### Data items
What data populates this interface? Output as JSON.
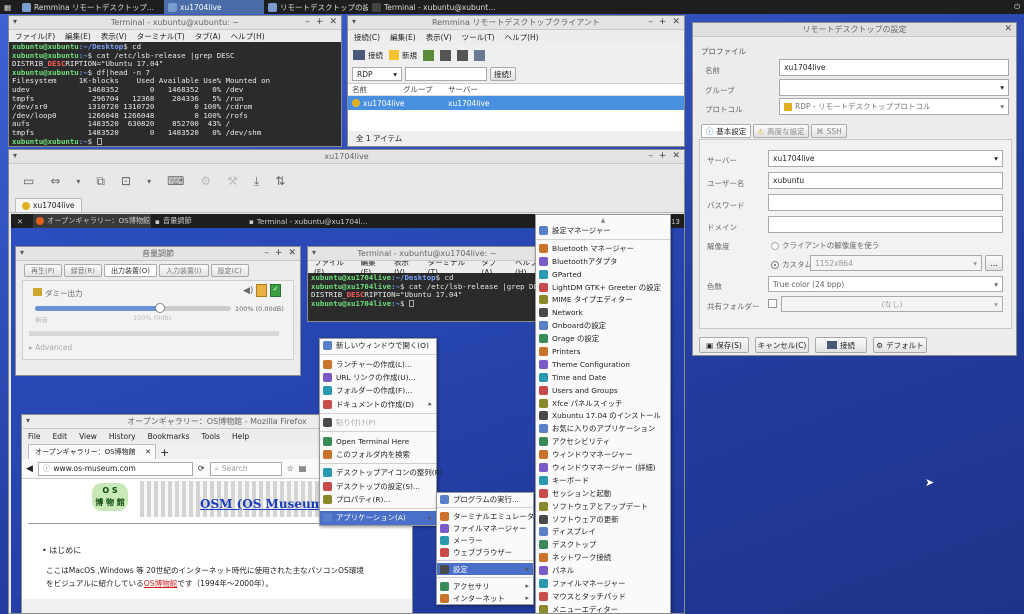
{
  "taskbar": {
    "items": [
      "Remmina リモートデスクトップ...",
      "xu1704live",
      "リモートデスクトップの設定",
      "Terminal - xubuntu@xubunt..."
    ]
  },
  "term1": {
    "title": "Terminal - xubuntu@xubuntu: ~",
    "menu": [
      "ファイル(F)",
      "編集(E)",
      "表示(V)",
      "ターミナル(T)",
      "タブ(A)",
      "ヘルプ(H)"
    ],
    "lines": [
      {
        "user": "xubuntu@xubuntu",
        "path": ":~/Desktop",
        "cmd": "$ cd"
      },
      {
        "user": "xubuntu@xubuntu",
        "path": ":~",
        "cmd": "$ cat /etc/lsb-release |grep DESC"
      },
      {
        "plain_a": "DISTRIB_",
        "plain_b": "DESC",
        "plain_c": "RIPTION=\"Ubuntu 17.04\""
      },
      {
        "user": "xubuntu@xubuntu",
        "path": ":~",
        "cmd": "$ df|head -n 7"
      },
      {
        "plain": "Filesystem     1K-blocks    Used Available Use% Mounted on"
      },
      {
        "plain": "udev             1468352       0   1468352   0% /dev"
      },
      {
        "plain": "tmpfs             296704   12368    284336   5% /run"
      },
      {
        "plain": "/dev/sr0         1310720 1310720         0 100% /cdrom"
      },
      {
        "plain": "/dev/loop0       1266048 1266048         0 100% /rofs"
      },
      {
        "plain": "aufs             1483520  630820    852700  43% /"
      },
      {
        "plain": "tmpfs            1483520       0   1483520   0% /dev/shm"
      },
      {
        "user": "xubuntu@xubuntu",
        "path": ":~",
        "cmd": "$ "
      }
    ]
  },
  "remmina": {
    "title": "Remmina リモートデスクトップクライアント",
    "menu": [
      "接続(C)",
      "編集(E)",
      "表示(V)",
      "ツール(T)",
      "ヘルプ(H)"
    ],
    "toolbar": {
      "connect": "接続",
      "new": "新規"
    },
    "protocol": "RDP",
    "connect_btn": "接続!",
    "columns": [
      "名前",
      "グループ",
      "サーバー"
    ],
    "row": {
      "name": "xu1704live",
      "group": "",
      "server": "xu1704live"
    },
    "status": "全 1 アイテム"
  },
  "prefs": {
    "title": "リモートデスクトップの設定",
    "profile_header": "プロファイル",
    "name_label": "名前",
    "name_value": "xu1704live",
    "group_label": "グループ",
    "protocol_label": "プロトコル",
    "protocol_value": "RDP - リモートデスクトッププロトコル",
    "tabs": [
      "基本設定",
      "高度な設定",
      "SSH"
    ],
    "server_label": "サーバー",
    "server_value": "xu1704live",
    "user_label": "ユーザー名",
    "user_value": "xubuntu",
    "password_label": "パスワード",
    "domain_label": "ドメイン",
    "resolution_label": "解像度",
    "res_client": "クライアントの解像度を使う",
    "res_custom": "カスタム",
    "res_value": "1152x864",
    "res_more": "...",
    "color_label": "色数",
    "color_value": "True color (24 bpp)",
    "shared_label": "共有フォルダー",
    "shared_value": "(なし)",
    "buttons": {
      "save": "保存(S)",
      "cancel": "キャンセル(C)",
      "connect": "接続",
      "default": "デフォルト"
    }
  },
  "remote": {
    "title": "xu1704live",
    "tab": "xu1704live",
    "inner_taskbar": [
      "オープンギャラリー：OS博物館 -...",
      "音量調節",
      "Terminal - xubuntu@xu1704l..."
    ],
    "clock": "11:13",
    "volume": {
      "title": "音量調節",
      "tabs": [
        "再生(P)",
        "録音(R)",
        "出力装置(O)",
        "入力装置(I)",
        "設定(C)"
      ],
      "device": "ダミー出力",
      "level_text": "100% (0.00dB)",
      "left_text": "無音",
      "mid_text": "100% (0dB)",
      "advanced": "Advanced",
      "level": 1.0
    },
    "term2": {
      "title": "Terminal - xubuntu@xu1704live: ~",
      "menu": [
        "ファイル(F)",
        "編集(E)",
        "表示(V)",
        "ターミナル(T)",
        "タブ(A)",
        "ヘルプ(H)"
      ],
      "lines": [
        {
          "user": "xubuntu@xu1704live",
          "path": ":~/Desktop",
          "cmd": "$ cd"
        },
        {
          "user": "xubuntu@xu1704live",
          "path": ":~",
          "cmd": "$ cat /etc/lsb-release |grep DESC"
        },
        {
          "plain_a": "DISTRIB_",
          "plain_b": "DESC",
          "plain_c": "RIPTION=\"Ubuntu 17.04\""
        },
        {
          "user": "xubuntu@xu1704live",
          "path": ":~",
          "cmd": "$ "
        }
      ]
    },
    "firefox": {
      "title": "オープンギャラリー：OS博物館 - Mozilla Firefox",
      "menu": [
        "File",
        "Edit",
        "View",
        "History",
        "Bookmarks",
        "Tools",
        "Help"
      ],
      "tab": "オープンギャラリー：OS博物館",
      "url": "www.os-museum.com",
      "search_placeholder": "Search",
      "logo_top": "O S",
      "logo_bottom": "博 物 館",
      "banner": "OSM (OS Museum)",
      "bullet": "はじめに",
      "body1": "ここはMacOS ,Windows 等 20世紀のインターネット時代に使用された主なパソコンOS環境",
      "body2a": "をビジュアルに紹介している",
      "body2b": "OS博物館",
      "body2c": "です（1994年～2000年）。"
    },
    "desktop_menu": {
      "items": [
        {
          "label": "新しいウィンドウで開く(O)",
          "icon": "folder-icon"
        },
        {
          "sep": true
        },
        {
          "label": "ランチャーの作成(L)...",
          "icon": "launcher-icon"
        },
        {
          "label": "URL リンクの作成(U)...",
          "icon": "link-icon"
        },
        {
          "label": "フォルダーの作成(F)...",
          "icon": "folder-icon"
        },
        {
          "label": "ドキュメントの作成(D)",
          "icon": "document-icon",
          "sub": true
        },
        {
          "sep": true
        },
        {
          "label": "貼り付け(P)",
          "icon": "paste-icon",
          "disabled": true
        },
        {
          "sep": true
        },
        {
          "label": "Open Terminal Here",
          "icon": "terminal-icon"
        },
        {
          "label": "このフォルダ内を検索",
          "icon": "search-icon"
        },
        {
          "sep": true
        },
        {
          "label": "デスクトップアイコンの整列(R)",
          "icon": "arrange-icon"
        },
        {
          "label": "デスクトップの設定(S)...",
          "icon": "desktop-icon"
        },
        {
          "label": "プロパティ(R)...",
          "icon": "properties-icon"
        },
        {
          "sep": true
        },
        {
          "label": "アプリケーション(A)",
          "icon": "applications-icon",
          "sub": true,
          "selected": true
        }
      ]
    },
    "apps_menu": {
      "items": [
        {
          "label": "プログラムの実行...",
          "icon": "run-icon"
        },
        {
          "sep": true
        },
        {
          "label": "ターミナルエミュレーター",
          "icon": "terminal-icon"
        },
        {
          "label": "ファイルマネージャー",
          "icon": "file-manager-icon"
        },
        {
          "label": "メーラー",
          "icon": "mail-icon"
        },
        {
          "label": "ウェブブラウザー",
          "icon": "browser-icon"
        },
        {
          "sep": true
        },
        {
          "label": "設定",
          "icon": "settings-icon",
          "sub": true,
          "selected": true
        },
        {
          "sep": true
        },
        {
          "label": "アクセサリ",
          "icon": "accessories-icon",
          "sub": true
        },
        {
          "label": "インターネット",
          "icon": "internet-icon",
          "sub": true
        }
      ]
    },
    "settings_menu": {
      "items": [
        {
          "label": "設定マネージャー",
          "icon": "settings-manager-icon"
        },
        {
          "sep": true
        },
        {
          "label": "Bluetooth マネージャー",
          "icon": "bluetooth-icon"
        },
        {
          "label": "Bluetoothアダプタ",
          "icon": "bluetooth-icon"
        },
        {
          "label": "GParted",
          "icon": "gparted-icon"
        },
        {
          "label": "LightDM GTK+ Greeter の設定",
          "icon": "lightdm-icon"
        },
        {
          "label": "MIME タイプエディター",
          "icon": "mime-icon"
        },
        {
          "label": "Network",
          "icon": "network-icon"
        },
        {
          "label": "Onboardの設定",
          "icon": "keyboard-icon"
        },
        {
          "label": "Orage の設定",
          "icon": "calendar-icon"
        },
        {
          "label": "Printers",
          "icon": "printer-icon"
        },
        {
          "label": "Theme Configuration",
          "icon": "theme-icon"
        },
        {
          "label": "Time and Date",
          "icon": "clock-icon"
        },
        {
          "label": "Users and Groups",
          "icon": "users-icon"
        },
        {
          "label": "Xfce パネルスイッチ",
          "icon": "panel-switch-icon"
        },
        {
          "label": "Xubuntu 17.04 のインストール",
          "icon": "install-icon"
        },
        {
          "label": "お気に入りのアプリケーション",
          "icon": "favorites-icon"
        },
        {
          "label": "アクセシビリティ",
          "icon": "accessibility-icon"
        },
        {
          "label": "ウィンドウマネージャー",
          "icon": "window-manager-icon"
        },
        {
          "label": "ウィンドウマネージャー (詳細)",
          "icon": "window-manager-icon"
        },
        {
          "label": "キーボード",
          "icon": "keyboard-icon"
        },
        {
          "label": "セッションと起動",
          "icon": "session-icon"
        },
        {
          "label": "ソフトウェアとアップデート",
          "icon": "software-icon"
        },
        {
          "label": "ソフトウェアの更新",
          "icon": "update-icon"
        },
        {
          "label": "ディスプレイ",
          "icon": "display-icon"
        },
        {
          "label": "デスクトップ",
          "icon": "desktop-icon"
        },
        {
          "label": "ネットワーク接続",
          "icon": "network-icon"
        },
        {
          "label": "パネル",
          "icon": "panel-icon"
        },
        {
          "label": "ファイルマネージャー",
          "icon": "file-manager-icon"
        },
        {
          "label": "マウスとタッチパッド",
          "icon": "mouse-icon"
        },
        {
          "label": "メニューエディター",
          "icon": "menu-editor-icon"
        }
      ]
    }
  },
  "colors": {
    "selection": "#4a6fc9",
    "terminal_bg": "#2b2b2b",
    "desktop": "#2a48b3",
    "prompt_green": "#6ee07a",
    "prompt_blue": "#7aa4ff"
  }
}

### Direction
Filter out every line that lacks the word "RIPTION", and copy the rest.

### Reply
        "plain_c": "RIPTION=\"Ubuntu 17.04\""
          "plain_c": "RIPTION=\"Ubuntu 17.04\""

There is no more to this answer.